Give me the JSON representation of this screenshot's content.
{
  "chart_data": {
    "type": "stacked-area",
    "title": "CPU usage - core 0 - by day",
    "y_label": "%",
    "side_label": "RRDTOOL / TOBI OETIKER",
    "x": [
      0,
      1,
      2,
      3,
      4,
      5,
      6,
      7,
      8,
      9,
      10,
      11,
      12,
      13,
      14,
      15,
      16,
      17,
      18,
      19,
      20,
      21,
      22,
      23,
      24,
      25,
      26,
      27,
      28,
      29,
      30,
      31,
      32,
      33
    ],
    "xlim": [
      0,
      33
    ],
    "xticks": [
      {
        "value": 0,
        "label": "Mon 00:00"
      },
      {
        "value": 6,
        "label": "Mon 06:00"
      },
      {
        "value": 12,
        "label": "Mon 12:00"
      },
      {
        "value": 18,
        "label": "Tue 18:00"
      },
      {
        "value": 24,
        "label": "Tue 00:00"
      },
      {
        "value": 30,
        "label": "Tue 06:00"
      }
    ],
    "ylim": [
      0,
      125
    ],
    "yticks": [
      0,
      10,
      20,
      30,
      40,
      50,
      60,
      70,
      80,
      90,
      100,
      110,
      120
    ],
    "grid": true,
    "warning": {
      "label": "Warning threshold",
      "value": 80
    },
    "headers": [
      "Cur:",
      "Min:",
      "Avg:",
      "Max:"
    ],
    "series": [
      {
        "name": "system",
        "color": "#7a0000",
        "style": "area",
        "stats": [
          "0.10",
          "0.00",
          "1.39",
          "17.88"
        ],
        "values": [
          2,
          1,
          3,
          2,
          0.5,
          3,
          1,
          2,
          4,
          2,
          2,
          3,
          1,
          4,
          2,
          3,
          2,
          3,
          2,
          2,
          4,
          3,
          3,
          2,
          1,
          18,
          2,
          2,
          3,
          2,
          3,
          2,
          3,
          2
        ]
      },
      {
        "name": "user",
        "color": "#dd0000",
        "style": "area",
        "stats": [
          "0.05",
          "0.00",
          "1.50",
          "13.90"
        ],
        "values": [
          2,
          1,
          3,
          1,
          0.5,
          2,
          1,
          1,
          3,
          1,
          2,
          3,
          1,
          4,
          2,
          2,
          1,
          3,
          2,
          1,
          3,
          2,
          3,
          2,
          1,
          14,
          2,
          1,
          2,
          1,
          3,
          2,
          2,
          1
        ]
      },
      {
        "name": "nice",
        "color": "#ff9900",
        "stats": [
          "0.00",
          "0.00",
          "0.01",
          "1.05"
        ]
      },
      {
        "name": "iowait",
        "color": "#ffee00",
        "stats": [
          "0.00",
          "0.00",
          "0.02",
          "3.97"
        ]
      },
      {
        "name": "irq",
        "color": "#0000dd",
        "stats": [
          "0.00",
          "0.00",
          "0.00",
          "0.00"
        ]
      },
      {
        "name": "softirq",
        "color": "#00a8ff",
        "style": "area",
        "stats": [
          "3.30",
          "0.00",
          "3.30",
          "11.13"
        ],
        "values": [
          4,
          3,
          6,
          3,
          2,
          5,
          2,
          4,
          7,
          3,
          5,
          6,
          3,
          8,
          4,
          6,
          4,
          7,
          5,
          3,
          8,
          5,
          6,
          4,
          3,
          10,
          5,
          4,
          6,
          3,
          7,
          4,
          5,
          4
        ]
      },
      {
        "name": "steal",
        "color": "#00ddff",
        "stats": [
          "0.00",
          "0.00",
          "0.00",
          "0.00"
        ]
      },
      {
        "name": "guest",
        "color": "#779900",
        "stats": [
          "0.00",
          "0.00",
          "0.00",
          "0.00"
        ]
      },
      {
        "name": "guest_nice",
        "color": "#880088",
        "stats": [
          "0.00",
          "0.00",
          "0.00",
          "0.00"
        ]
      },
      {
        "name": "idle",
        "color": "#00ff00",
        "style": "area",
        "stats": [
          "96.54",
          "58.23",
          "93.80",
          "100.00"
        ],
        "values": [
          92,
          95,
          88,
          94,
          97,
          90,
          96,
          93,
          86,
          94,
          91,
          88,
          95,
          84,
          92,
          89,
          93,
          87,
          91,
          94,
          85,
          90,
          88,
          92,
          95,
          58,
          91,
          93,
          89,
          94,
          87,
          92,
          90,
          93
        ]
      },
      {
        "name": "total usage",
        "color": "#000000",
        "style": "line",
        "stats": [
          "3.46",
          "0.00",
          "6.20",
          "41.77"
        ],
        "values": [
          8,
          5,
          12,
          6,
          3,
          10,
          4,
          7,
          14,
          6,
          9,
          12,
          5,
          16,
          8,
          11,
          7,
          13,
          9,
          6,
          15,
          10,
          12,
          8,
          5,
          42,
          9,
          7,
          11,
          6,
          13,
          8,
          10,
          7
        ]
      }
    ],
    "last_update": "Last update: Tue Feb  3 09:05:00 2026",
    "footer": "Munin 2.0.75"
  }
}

--

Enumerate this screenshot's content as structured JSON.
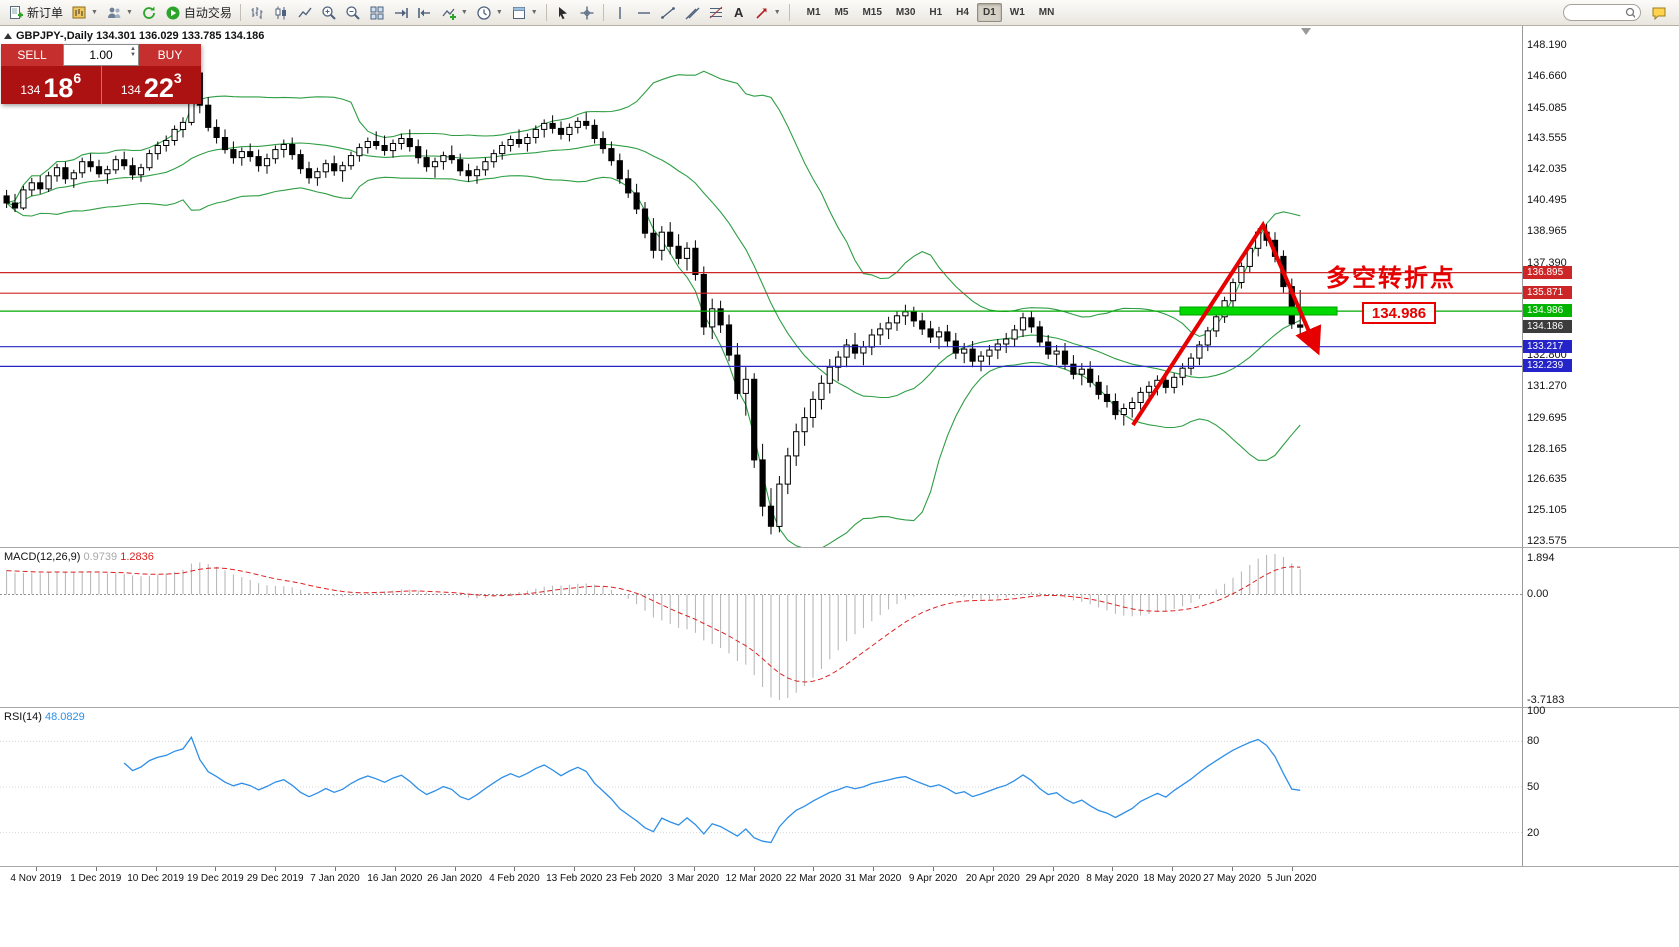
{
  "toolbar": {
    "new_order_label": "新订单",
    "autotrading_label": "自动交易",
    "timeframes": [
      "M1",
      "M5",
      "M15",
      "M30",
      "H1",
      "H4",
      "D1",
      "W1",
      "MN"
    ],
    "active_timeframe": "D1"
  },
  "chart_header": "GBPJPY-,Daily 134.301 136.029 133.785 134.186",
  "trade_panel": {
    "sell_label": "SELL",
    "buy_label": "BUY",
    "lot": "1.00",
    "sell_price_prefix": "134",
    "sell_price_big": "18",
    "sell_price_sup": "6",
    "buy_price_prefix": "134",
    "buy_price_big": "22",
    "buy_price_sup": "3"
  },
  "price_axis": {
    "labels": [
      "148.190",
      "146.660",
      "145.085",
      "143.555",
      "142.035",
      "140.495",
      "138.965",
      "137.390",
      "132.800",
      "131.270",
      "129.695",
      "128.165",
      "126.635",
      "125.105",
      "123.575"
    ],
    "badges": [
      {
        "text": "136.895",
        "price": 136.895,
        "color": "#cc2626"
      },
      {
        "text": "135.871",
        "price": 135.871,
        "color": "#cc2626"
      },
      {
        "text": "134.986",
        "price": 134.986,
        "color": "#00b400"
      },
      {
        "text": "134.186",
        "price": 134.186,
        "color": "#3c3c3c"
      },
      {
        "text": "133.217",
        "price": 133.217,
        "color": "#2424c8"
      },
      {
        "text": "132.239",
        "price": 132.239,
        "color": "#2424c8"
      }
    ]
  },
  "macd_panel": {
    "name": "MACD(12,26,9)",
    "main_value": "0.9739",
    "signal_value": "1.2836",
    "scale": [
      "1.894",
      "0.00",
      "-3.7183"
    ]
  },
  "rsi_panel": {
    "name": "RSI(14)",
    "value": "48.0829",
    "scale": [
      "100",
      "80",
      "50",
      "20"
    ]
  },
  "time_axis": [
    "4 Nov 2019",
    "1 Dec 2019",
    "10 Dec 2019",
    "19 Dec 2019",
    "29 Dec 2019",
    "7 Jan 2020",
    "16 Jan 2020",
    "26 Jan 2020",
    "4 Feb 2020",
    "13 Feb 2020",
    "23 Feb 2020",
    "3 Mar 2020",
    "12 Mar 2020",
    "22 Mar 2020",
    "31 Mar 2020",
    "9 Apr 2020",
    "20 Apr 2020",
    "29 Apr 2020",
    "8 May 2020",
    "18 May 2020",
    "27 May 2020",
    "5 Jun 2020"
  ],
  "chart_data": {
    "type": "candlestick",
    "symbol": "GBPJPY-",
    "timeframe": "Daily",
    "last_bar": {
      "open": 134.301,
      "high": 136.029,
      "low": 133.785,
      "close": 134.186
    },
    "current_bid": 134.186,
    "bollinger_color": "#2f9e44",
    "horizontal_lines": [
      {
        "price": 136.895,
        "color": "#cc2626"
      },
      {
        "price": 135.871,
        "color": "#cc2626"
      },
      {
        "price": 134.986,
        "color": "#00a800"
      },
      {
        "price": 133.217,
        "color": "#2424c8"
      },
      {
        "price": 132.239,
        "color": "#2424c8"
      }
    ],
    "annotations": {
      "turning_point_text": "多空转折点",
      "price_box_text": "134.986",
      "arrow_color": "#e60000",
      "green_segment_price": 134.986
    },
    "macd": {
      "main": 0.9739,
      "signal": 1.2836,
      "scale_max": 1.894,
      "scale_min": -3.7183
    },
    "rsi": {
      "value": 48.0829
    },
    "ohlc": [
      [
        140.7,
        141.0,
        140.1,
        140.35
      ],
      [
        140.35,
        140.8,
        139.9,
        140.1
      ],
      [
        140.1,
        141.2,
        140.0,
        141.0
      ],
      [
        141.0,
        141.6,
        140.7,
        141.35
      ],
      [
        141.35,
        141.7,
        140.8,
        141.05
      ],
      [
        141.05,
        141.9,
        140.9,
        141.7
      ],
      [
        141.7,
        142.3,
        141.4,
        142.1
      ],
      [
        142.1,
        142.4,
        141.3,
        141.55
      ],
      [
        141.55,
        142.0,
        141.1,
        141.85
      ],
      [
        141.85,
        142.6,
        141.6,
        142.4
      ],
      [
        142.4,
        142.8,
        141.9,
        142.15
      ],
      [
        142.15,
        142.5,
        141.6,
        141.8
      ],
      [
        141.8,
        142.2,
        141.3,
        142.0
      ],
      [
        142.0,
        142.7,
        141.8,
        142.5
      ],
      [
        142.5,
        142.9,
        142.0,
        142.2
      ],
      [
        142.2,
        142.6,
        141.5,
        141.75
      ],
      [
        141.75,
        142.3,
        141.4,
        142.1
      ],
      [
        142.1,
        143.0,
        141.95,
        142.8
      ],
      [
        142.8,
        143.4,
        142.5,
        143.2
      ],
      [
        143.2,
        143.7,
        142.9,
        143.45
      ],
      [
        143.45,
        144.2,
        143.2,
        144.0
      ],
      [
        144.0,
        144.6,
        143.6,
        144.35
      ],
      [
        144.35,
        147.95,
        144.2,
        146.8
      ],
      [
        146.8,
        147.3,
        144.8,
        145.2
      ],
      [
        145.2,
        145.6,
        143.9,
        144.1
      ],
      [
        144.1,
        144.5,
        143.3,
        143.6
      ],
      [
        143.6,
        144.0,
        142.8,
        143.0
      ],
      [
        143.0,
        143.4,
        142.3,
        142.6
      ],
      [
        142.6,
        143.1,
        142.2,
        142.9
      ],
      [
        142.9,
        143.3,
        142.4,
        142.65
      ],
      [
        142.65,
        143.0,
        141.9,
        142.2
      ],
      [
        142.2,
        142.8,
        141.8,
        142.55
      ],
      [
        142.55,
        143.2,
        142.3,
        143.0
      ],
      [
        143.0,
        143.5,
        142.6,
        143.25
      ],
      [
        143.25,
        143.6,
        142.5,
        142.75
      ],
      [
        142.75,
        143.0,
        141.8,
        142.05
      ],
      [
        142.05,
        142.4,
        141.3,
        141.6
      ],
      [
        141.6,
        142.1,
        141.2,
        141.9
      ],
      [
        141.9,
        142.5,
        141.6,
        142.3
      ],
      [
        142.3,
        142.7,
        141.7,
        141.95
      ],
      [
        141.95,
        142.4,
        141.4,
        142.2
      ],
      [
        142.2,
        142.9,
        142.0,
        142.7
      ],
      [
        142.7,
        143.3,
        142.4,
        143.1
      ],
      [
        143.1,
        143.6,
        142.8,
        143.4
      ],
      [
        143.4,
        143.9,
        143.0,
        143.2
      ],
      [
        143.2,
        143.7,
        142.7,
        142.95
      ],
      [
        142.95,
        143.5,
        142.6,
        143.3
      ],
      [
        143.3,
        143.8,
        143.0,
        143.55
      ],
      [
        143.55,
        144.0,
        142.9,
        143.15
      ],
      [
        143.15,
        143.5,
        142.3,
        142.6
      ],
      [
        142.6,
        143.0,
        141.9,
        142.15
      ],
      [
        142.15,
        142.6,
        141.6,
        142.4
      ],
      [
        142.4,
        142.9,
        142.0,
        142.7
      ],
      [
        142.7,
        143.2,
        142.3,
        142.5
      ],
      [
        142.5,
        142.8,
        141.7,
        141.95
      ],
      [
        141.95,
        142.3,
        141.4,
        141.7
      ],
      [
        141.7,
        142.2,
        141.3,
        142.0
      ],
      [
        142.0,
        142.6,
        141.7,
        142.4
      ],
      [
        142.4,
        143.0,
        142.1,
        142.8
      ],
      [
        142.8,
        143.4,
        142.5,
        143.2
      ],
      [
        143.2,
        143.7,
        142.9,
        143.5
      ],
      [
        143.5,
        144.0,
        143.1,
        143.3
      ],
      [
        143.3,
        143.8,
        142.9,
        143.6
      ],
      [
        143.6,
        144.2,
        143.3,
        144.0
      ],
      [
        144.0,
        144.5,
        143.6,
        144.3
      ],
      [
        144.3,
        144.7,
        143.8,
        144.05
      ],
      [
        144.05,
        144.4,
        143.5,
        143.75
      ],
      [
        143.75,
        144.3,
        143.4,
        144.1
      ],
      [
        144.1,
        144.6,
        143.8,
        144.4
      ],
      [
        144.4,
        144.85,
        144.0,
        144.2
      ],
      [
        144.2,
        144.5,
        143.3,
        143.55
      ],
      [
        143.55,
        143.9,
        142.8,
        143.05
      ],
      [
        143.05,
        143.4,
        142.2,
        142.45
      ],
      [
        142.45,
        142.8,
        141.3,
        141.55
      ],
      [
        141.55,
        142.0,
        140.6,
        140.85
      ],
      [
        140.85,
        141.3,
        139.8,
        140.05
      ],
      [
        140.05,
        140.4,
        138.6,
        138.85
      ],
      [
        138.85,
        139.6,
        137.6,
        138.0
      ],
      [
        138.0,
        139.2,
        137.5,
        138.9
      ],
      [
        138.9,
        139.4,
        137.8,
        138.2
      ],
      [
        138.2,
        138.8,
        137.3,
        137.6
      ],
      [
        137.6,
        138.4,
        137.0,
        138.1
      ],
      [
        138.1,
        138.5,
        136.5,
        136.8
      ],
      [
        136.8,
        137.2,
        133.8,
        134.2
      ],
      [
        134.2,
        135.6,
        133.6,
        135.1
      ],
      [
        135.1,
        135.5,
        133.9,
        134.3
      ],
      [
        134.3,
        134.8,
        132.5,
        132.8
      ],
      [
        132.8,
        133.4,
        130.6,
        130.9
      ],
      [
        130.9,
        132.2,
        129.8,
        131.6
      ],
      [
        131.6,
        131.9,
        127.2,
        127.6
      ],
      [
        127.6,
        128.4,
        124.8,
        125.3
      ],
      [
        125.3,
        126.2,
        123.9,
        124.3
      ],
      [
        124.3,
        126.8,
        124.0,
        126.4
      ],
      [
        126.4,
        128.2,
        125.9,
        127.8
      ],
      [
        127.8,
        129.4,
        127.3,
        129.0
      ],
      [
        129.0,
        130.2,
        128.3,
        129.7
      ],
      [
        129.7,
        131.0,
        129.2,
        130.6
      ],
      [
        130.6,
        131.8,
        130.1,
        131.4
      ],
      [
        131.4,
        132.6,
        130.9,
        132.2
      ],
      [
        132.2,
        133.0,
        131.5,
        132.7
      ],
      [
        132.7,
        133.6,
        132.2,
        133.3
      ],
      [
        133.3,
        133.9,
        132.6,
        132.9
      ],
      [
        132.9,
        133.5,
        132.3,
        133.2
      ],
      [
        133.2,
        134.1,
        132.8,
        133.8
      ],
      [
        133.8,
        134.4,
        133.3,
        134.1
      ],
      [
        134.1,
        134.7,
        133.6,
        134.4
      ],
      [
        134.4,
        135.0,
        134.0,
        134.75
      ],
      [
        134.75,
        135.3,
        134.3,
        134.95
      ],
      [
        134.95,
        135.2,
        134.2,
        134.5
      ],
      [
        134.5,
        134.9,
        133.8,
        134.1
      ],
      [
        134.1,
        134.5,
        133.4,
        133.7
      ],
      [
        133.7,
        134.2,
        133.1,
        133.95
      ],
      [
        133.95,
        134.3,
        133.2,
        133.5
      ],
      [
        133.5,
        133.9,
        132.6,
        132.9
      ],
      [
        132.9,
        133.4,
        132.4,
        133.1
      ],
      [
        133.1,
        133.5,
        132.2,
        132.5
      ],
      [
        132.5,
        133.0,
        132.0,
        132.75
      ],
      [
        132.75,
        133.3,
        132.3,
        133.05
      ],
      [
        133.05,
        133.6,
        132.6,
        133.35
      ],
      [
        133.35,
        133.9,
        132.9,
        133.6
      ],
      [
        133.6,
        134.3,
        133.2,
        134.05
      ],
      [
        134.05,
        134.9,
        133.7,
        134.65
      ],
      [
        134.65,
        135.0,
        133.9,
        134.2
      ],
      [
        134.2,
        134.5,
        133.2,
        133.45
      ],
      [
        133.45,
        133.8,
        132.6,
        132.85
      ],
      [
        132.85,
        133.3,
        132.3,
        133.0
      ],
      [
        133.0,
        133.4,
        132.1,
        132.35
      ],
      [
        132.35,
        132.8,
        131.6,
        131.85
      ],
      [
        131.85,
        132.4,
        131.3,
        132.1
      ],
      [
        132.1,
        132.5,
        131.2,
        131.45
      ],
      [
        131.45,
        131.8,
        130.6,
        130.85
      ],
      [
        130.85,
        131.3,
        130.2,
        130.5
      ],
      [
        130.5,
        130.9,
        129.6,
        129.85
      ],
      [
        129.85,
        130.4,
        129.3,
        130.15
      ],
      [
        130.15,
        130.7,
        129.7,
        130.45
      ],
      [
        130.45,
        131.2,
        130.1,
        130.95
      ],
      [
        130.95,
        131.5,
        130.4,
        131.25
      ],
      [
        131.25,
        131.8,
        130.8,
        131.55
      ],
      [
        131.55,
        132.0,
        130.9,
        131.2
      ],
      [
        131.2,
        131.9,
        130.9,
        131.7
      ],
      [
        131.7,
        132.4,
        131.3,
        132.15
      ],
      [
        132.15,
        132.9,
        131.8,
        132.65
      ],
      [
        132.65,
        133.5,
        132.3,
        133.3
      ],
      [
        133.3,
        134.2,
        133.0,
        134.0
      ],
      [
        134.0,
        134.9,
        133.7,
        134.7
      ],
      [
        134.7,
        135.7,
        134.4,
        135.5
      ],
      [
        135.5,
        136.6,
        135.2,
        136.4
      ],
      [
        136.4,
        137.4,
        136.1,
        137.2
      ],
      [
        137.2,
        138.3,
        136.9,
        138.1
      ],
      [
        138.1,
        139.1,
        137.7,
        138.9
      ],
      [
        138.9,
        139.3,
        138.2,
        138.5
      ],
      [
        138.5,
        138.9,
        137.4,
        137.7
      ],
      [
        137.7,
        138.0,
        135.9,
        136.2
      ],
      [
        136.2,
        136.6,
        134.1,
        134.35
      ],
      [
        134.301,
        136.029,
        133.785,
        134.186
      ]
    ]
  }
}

**WRITTEN EXERCISE:**
Identify every line above with the string "screenshot" in it. Copy those lines.

**RESULT:**
Give me the JSON representation of this screenshot's content.
Enumerate this screenshot's content as structured JSON.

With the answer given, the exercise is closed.